Goal - Leave the pictures out. Return all other data exactly.

Input -
⟨

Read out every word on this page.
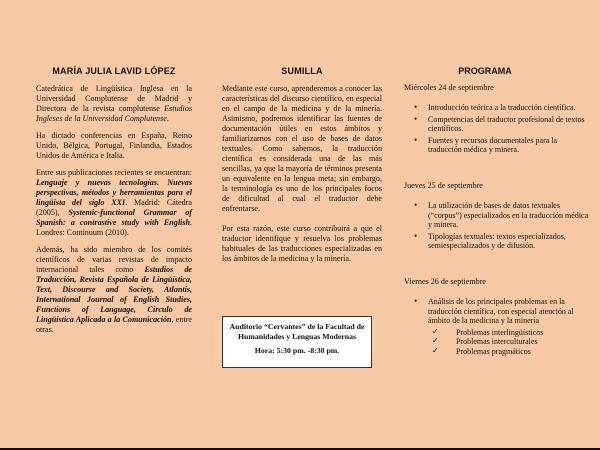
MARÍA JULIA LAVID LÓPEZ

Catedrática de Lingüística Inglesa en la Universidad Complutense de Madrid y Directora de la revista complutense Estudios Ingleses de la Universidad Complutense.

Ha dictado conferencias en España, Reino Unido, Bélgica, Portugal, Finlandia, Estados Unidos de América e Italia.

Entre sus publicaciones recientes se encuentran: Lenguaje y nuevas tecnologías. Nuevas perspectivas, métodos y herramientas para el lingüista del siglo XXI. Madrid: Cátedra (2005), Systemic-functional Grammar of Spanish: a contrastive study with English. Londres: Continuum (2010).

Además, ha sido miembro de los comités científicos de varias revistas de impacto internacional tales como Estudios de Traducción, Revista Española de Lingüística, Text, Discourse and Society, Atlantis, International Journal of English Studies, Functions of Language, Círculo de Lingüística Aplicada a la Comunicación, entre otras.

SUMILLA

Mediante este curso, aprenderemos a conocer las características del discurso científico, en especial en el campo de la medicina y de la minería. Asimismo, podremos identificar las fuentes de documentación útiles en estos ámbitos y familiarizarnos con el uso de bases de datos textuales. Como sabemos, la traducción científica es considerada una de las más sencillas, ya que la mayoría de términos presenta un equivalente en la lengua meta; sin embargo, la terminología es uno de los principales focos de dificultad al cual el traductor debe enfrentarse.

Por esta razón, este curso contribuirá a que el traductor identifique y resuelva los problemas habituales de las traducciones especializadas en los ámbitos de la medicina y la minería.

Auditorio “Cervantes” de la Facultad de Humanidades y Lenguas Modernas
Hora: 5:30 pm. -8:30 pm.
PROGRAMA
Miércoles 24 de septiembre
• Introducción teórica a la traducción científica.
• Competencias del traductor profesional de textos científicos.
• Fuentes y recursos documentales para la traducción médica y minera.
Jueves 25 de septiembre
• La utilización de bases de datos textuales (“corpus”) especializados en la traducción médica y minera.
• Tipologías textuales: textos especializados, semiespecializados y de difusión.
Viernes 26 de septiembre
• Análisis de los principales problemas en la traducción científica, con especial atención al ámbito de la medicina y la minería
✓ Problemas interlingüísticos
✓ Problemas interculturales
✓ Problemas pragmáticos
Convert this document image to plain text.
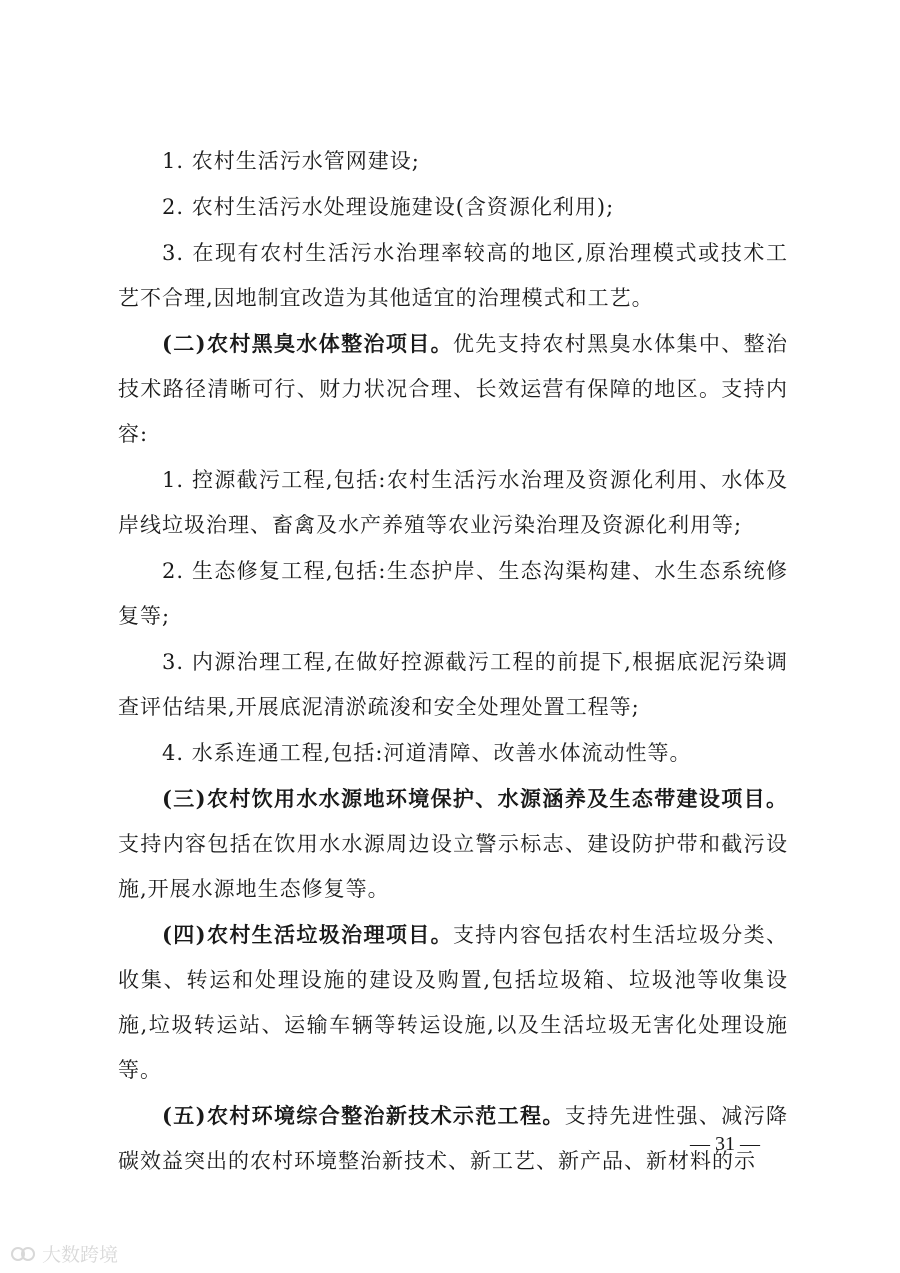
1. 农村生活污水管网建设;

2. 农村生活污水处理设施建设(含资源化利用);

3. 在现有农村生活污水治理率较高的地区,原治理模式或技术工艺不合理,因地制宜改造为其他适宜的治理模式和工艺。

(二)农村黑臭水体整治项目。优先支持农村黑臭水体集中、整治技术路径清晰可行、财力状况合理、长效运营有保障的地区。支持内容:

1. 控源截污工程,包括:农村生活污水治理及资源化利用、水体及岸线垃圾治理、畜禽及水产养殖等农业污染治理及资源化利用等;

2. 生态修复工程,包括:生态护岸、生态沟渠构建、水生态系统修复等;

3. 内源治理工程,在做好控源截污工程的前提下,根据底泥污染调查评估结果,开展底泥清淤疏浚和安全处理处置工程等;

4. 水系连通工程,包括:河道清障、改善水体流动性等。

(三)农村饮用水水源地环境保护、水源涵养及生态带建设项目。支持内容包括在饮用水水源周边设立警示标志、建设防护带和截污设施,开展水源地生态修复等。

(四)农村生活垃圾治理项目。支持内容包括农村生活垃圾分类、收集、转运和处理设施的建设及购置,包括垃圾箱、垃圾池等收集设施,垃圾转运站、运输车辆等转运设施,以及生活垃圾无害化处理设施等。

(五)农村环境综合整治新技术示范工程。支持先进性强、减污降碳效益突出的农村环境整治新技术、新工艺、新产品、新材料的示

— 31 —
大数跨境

⟩

Solution to the exercise -
Read out every word on this page.
MARÍA JULIA LAVID LÓPEZ

Catedrática de Lingüística Inglesa en la Universidad Complutense de Madrid y Directora de la revista complutense Estudios Ingleses de la Universidad Complutense.

Ha dictado conferencias en España, Reino Unido, Bélgica, Portugal, Finlandia, Estados Unidos de América e Italia.

Entre sus publicaciones recientes se encuentran: Lenguaje y nuevas tecnologías. Nuevas perspectivas, métodos y herramientas para el lingüista del siglo XXI. Madrid: Cátedra (2005), Systemic-functional Grammar of Spanish: a contrastive study with English. Londres: Continuum (2010).

Además, ha sido miembro de los comités científicos de varias revistas de impacto internacional tales como Estudios de Traducción, Revista Española de Lingüística, Text, Discourse and Society, Atlantis, International Journal of English Studies, Functions of Language, Círculo de Lingüística Aplicada a la Comunicación, entre otras.

SUMILLA

Mediante este curso, aprenderemos a conocer las características del discurso científico, en especial en el campo de la medicina y de la minería. Asimismo, podremos identificar las fuentes de documentación útiles en estos ámbitos y familiarizarnos con el uso de bases de datos textuales. Como sabemos, la traducción científica es considerada una de las más sencillas, ya que la mayoría de términos presenta un equivalente en la lengua meta; sin embargo, la terminología es uno de los principales focos de dificultad al cual el traductor debe enfrentarse.

Por esta razón, este curso contribuirá a que el traductor identifique y resuelva los problemas habituales de las traducciones especializadas en los ámbitos de la medicina y la minería.

Auditorio “Cervantes” de la Facultad de Humanidades y Lenguas Modernas
Hora: 5:30 pm. -8:30 pm.
PROGRAMA
Miércoles 24 de septiembre
• Introducción teórica a la traducción científica.
• Competencias del traductor profesional de textos científicos.
• Fuentes y recursos documentales para la traducción médica y minera.
Jueves 25 de septiembre
• La utilización de bases de datos textuales (“corpus”) especializados en la traducción médica y minera.
• Tipologías textuales: textos especializados, semiespecializados y de difusión.
Viernes 26 de septiembre
• Análisis de los principales problemas en la traducción científica, con especial atención al ámbito de la medicina y la minería
✓ Problemas interlingüísticos
✓ Problemas interculturales
✓ Problemas pragmáticos
Convert this document image to plain text.
1. 农村生活污水管网建设;

2. 农村生活污水处理设施建设(含资源化利用);

3. 在现有农村生活污水治理率较高的地区,原治理模式或技术工艺不合理,因地制宜改造为其他适宜的治理模式和工艺。

(二)农村黑臭水体整治项目。优先支持农村黑臭水体集中、整治技术路径清晰可行、财力状况合理、长效运营有保障的地区。支持内容:

1. 控源截污工程,包括:农村生活污水治理及资源化利用、水体及岸线垃圾治理、畜禽及水产养殖等农业污染治理及资源化利用等;

2. 生态修复工程,包括:生态护岸、生态沟渠构建、水生态系统修复等;

3. 内源治理工程,在做好控源截污工程的前提下,根据底泥污染调查评估结果,开展底泥清淤疏浚和安全处理处置工程等;

4. 水系连通工程,包括:河道清障、改善水体流动性等。

(三)农村饮用水水源地环境保护、水源涵养及生态带建设项目。支持内容包括在饮用水水源周边设立警示标志、建设防护带和截污设施,开展水源地生态修复等。

(四)农村生活垃圾治理项目。支持内容包括农村生活垃圾分类、收集、转运和处理设施的建设及购置,包括垃圾箱、垃圾池等收集设施,垃圾转运站、运输车辆等转运设施,以及生活垃圾无害化处理设施等。

(五)农村环境综合整治新技术示范工程。支持先进性强、减污降碳效益突出的农村环境整治新技术、新工艺、新产品、新材料的示

— 31 —
大数跨境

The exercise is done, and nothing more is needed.